- _Data shown_

========================================================================

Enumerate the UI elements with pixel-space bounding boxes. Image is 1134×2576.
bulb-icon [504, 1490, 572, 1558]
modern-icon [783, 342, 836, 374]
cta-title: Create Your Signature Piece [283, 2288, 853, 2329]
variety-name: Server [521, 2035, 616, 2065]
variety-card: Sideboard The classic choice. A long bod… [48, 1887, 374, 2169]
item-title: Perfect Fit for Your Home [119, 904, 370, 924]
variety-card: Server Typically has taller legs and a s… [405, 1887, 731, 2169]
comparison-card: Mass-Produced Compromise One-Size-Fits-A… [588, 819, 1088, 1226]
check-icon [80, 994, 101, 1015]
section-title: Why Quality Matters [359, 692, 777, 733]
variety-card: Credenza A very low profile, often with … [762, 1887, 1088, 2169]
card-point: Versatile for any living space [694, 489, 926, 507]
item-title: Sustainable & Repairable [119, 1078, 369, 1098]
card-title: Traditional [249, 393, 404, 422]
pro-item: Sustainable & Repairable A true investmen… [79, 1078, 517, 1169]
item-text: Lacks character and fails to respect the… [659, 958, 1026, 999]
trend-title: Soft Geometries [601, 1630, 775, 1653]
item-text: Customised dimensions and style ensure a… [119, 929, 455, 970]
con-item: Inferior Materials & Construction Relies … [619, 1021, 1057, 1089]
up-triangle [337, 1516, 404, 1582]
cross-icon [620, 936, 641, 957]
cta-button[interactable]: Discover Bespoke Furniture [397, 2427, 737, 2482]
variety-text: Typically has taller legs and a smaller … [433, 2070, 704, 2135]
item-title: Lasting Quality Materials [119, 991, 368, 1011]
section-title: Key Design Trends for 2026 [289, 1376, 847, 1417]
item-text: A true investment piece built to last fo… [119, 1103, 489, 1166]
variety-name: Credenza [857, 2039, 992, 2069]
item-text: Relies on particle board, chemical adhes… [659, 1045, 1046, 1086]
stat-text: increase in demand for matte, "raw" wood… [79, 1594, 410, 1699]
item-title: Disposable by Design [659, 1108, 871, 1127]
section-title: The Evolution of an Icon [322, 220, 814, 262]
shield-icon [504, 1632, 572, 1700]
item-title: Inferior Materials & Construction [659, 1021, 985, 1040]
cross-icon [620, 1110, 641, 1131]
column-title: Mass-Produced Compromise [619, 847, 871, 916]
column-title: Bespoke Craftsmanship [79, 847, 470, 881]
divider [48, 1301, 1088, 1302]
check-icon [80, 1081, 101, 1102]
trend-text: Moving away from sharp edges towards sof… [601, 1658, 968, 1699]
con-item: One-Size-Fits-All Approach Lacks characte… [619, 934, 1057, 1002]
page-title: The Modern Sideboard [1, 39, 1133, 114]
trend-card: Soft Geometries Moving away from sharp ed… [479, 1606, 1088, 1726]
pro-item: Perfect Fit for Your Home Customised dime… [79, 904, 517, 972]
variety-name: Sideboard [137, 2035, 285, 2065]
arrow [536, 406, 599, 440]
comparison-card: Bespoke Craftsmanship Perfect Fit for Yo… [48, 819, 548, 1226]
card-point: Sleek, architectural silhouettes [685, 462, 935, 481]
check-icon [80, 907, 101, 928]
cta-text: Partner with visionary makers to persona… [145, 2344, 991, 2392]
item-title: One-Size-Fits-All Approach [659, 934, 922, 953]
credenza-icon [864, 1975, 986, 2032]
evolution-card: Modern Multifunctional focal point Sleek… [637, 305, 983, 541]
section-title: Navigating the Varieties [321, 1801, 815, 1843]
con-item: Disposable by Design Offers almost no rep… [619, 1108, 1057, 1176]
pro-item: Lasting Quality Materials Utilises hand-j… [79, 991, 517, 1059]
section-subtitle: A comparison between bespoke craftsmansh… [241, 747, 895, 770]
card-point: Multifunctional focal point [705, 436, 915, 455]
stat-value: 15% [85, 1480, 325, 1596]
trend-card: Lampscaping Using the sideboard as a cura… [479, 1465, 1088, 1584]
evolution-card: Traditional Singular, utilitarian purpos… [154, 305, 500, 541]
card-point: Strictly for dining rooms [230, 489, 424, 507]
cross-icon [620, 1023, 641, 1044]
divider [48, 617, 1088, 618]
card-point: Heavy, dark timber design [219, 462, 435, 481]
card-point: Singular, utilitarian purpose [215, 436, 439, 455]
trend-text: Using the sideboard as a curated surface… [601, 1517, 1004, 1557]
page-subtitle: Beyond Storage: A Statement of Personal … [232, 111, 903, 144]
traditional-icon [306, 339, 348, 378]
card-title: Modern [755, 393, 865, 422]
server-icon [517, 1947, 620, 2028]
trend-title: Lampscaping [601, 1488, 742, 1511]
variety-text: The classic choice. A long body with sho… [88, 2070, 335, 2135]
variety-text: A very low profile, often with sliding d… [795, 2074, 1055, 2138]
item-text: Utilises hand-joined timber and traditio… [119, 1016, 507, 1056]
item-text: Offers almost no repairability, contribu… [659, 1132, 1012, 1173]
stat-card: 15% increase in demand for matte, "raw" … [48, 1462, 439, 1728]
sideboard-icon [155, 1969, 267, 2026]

========================================================================

- _Task objective_
Print the data above again line for line, without changing anything.

- _Exercise answer_
Enumerate the UI elements with pixel-space bounding boxes. Image is 1134×2576.
bulb-icon [504, 1490, 572, 1558]
modern-icon [783, 342, 836, 374]
cta-title: Create Your Signature Piece [283, 2288, 853, 2329]
variety-name: Server [521, 2035, 616, 2065]
variety-card: Sideboard The classic choice. A long bod… [48, 1887, 374, 2169]
item-title: Perfect Fit for Your Home [119, 904, 370, 924]
variety-card: Server Typically has taller legs and a s… [405, 1887, 731, 2169]
comparison-card: Mass-Produced Compromise One-Size-Fits-A… [588, 819, 1088, 1226]
check-icon [80, 994, 101, 1015]
section-title: Why Quality Matters [359, 692, 777, 733]
variety-card: Credenza A very low profile, often with … [762, 1887, 1088, 2169]
card-point: Versatile for any living space [694, 489, 926, 507]
item-title: Sustainable & Repairable [119, 1078, 369, 1098]
card-title: Traditional [249, 393, 404, 422]
pro-item: Sustainable & Repairable A true investmen… [79, 1078, 517, 1169]
item-text: Lacks character and fails to respect the… [659, 958, 1026, 999]
trend-title: Soft Geometries [601, 1630, 775, 1653]
item-text: Customised dimensions and style ensure a… [119, 929, 455, 970]
con-item: Inferior Materials & Construction Relies … [619, 1021, 1057, 1089]
up-triangle [337, 1516, 404, 1582]
cross-icon [620, 936, 641, 957]
cta-button[interactable]: Discover Bespoke Furniture [397, 2427, 737, 2482]
variety-text: Typically has taller legs and a smaller … [433, 2070, 704, 2135]
item-title: Lasting Quality Materials [119, 991, 368, 1011]
section-title: Key Design Trends for 2026 [289, 1376, 847, 1417]
item-text: A true investment piece built to last fo… [119, 1103, 489, 1166]
variety-name: Credenza [857, 2039, 992, 2069]
item-text: Relies on particle board, chemical adhes… [659, 1045, 1046, 1086]
stat-text: increase in demand for matte, "raw" wood… [79, 1594, 410, 1699]
item-title: Disposable by Design [659, 1108, 871, 1127]
section-title: The Evolution of an Icon [322, 220, 814, 262]
shield-icon [504, 1632, 572, 1700]
item-title: Inferior Materials & Construction [659, 1021, 985, 1040]
cross-icon [620, 1110, 641, 1131]
column-title: Mass-Produced Compromise [619, 847, 871, 916]
column-title: Bespoke Craftsmanship [79, 847, 470, 881]
divider [48, 1301, 1088, 1302]
check-icon [80, 1081, 101, 1102]
trend-text: Moving away from sharp edges towards sof… [601, 1658, 968, 1699]
con-item: One-Size-Fits-All Approach Lacks characte… [619, 934, 1057, 1002]
page-title: The Modern Sideboard [1, 39, 1133, 114]
trend-card: Soft Geometries Moving away from sharp ed… [479, 1606, 1088, 1726]
pro-item: Perfect Fit for Your Home Customised dime… [79, 904, 517, 972]
variety-name: Sideboard [137, 2035, 285, 2065]
arrow [536, 406, 599, 440]
comparison-card: Bespoke Craftsmanship Perfect Fit for Yo… [48, 819, 548, 1226]
card-point: Sleek, architectural silhouettes [685, 462, 935, 481]
check-icon [80, 907, 101, 928]
cta-text: Partner with visionary makers to persona… [145, 2344, 991, 2392]
item-title: One-Size-Fits-All Approach [659, 934, 922, 953]
credenza-icon [864, 1975, 986, 2032]
evolution-card: Modern Multifunctional focal point Sleek… [637, 305, 983, 541]
section-title: Navigating the Varieties [321, 1801, 815, 1843]
con-item: Disposable by Design Offers almost no rep… [619, 1108, 1057, 1176]
pro-item: Lasting Quality Materials Utilises hand-j… [79, 991, 517, 1059]
section-subtitle: A comparison between bespoke craftsmansh… [241, 747, 895, 770]
card-point: Multifunctional focal point [705, 436, 915, 455]
stat-value: 15% [85, 1480, 325, 1596]
trend-card: Lampscaping Using the sideboard as a cura… [479, 1465, 1088, 1584]
evolution-card: Traditional Singular, utilitarian purpos… [154, 305, 500, 541]
card-point: Strictly for dining rooms [230, 489, 424, 507]
cross-icon [620, 1023, 641, 1044]
divider [48, 617, 1088, 618]
card-point: Heavy, dark timber design [219, 462, 435, 481]
card-point: Singular, utilitarian purpose [215, 436, 439, 455]
trend-text: Using the sideboard as a curated surface… [601, 1517, 1004, 1557]
page-subtitle: Beyond Storage: A Statement of Personal … [232, 111, 903, 144]
traditional-icon [306, 339, 348, 378]
card-title: Modern [755, 393, 865, 422]
server-icon [517, 1947, 620, 2028]
trend-title: Lampscaping [601, 1488, 742, 1511]
variety-text: The classic choice. A long body with sho… [88, 2070, 335, 2135]
variety-text: A very low profile, often with sliding d… [795, 2074, 1055, 2138]
item-text: Utilises hand-joined timber and traditio… [119, 1016, 507, 1056]
item-text: Offers almost no repairability, contribu… [659, 1132, 1012, 1173]
stat-card: 15% increase in demand for matte, "raw" … [48, 1462, 439, 1728]
sideboard-icon [155, 1969, 267, 2026]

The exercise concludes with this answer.